*Directive*
Please carry on the email thread about the arm64 BBM Level 2 CPU feature patch from the point where it stops.

───── Document segment ─────

[RESEND PATCH v6 1/3] arm64: Add BBM Level 2 cpu feature

Suzuki K Poulose suzuki.poulose at arm.com
Mon May 12 10:17:18 PDT 2025


On 12/05/2025 14:35, Ryan Roberts wrote:
> On 12/05/2025 14:24, Suzuki K Poulose wrote:
>> On 12/05/2025 14:07, Ryan Roberts wrote:
>>> On 09/05/2025 17:04, Catalin Marinas wrote:
>>>> On Fri, May 09, 2025 at 02:49:05PM +0100, Will Deacon wrote:
>>>>> On Tue, May 06, 2025 at 03:52:59PM +0100, Ryan Roberts wrote:
>>>>>> On 06/05/2025 15:25, Will Deacon wrote:
>>>>>>> This penalises large homogeneous systems and it feels unnecessary given
>>>>>>> that we have the ability to check this per-CPU. Can you use
>>>>>>> ARM64_CPUCAP_BOOT_CPU_FEATURE instead of ARM64_CPUCAP_SYSTEM_FEATURE
>>>>>>> to solve this?
>>>>>>
>>>>>> We are trying to solve for the case where the boot CPU has BBML2 but a
>>>>>> secondary
>>>>>> CPU doesn't. (e.g. hetrogeneous system where boot CPU is big and secondary is
>>>>>> little and does not advertise the feature. I can't remember if we proved there
>>>>>> are real systems with this config - I have vague recollection that we did
>>>>>> but my
>>>>>> memory is poor...).
>>>>>>
>>>>>> My understanding is that for ARM64_CPUCAP_BOOT_CPU_FEATURE, "If the boot CPU
>>>>>> has enabled this feature already, then every late CPU must have it". So that
>>>>>> would exclude any secondary CPUs without BBML2 from coming online?

───── Material provided ─────

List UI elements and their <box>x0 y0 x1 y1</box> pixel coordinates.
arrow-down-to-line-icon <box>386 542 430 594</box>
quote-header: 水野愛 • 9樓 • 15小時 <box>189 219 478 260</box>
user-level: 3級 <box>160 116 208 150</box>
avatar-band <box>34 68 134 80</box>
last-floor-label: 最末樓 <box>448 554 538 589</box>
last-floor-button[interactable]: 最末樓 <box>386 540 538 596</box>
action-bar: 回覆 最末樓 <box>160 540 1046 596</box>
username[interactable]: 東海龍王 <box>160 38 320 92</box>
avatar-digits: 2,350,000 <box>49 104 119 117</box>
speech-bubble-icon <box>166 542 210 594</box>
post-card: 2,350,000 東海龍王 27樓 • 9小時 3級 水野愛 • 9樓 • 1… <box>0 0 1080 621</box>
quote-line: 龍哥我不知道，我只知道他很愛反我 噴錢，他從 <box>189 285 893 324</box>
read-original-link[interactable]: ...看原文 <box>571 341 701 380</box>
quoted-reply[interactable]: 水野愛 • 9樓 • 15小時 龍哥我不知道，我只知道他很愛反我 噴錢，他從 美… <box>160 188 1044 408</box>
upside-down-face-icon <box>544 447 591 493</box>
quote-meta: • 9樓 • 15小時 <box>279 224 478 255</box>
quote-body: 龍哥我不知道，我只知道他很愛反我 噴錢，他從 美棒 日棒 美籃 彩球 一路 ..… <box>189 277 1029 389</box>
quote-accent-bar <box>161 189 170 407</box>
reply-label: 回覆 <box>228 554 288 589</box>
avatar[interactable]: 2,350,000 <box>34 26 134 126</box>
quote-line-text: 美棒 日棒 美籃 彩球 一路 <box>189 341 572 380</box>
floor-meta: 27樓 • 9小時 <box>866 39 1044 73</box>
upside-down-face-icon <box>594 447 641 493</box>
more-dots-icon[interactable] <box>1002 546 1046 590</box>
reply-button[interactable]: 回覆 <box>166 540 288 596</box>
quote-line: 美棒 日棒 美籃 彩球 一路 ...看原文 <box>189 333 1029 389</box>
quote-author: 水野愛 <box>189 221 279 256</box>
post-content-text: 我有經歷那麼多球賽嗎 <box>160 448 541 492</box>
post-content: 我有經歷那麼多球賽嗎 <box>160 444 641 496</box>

─────

*Exercise answer*
>>>>>
>>>>> Damn, yes, you're right. However, it still feels horribly hacky to iterate
>>>>> over the online CPUs in has_bbml2_noabort() -- the cpufeature framework
>>>>> has the ability to query features locally and we should be able to use
>>>>> that. We're going to want that should the architecture eventually decide
>>>>> on something like BBML3 for this.
>>>>>
>>>>> What we have with BBML2_NOABORT seems similar to an hwcap in that we only
>>>>> support the capability if all CPUs have it (rejecting late CPUs without it
>>>>> in that case) but we can live without it if not all of the early CPUs
>>>>> have it. Unlikely hwcaps, though, we shouldn't be advertising this to
>>>>> userspace and we can't derive the capability solely from the sanitised
>>>>> system registers.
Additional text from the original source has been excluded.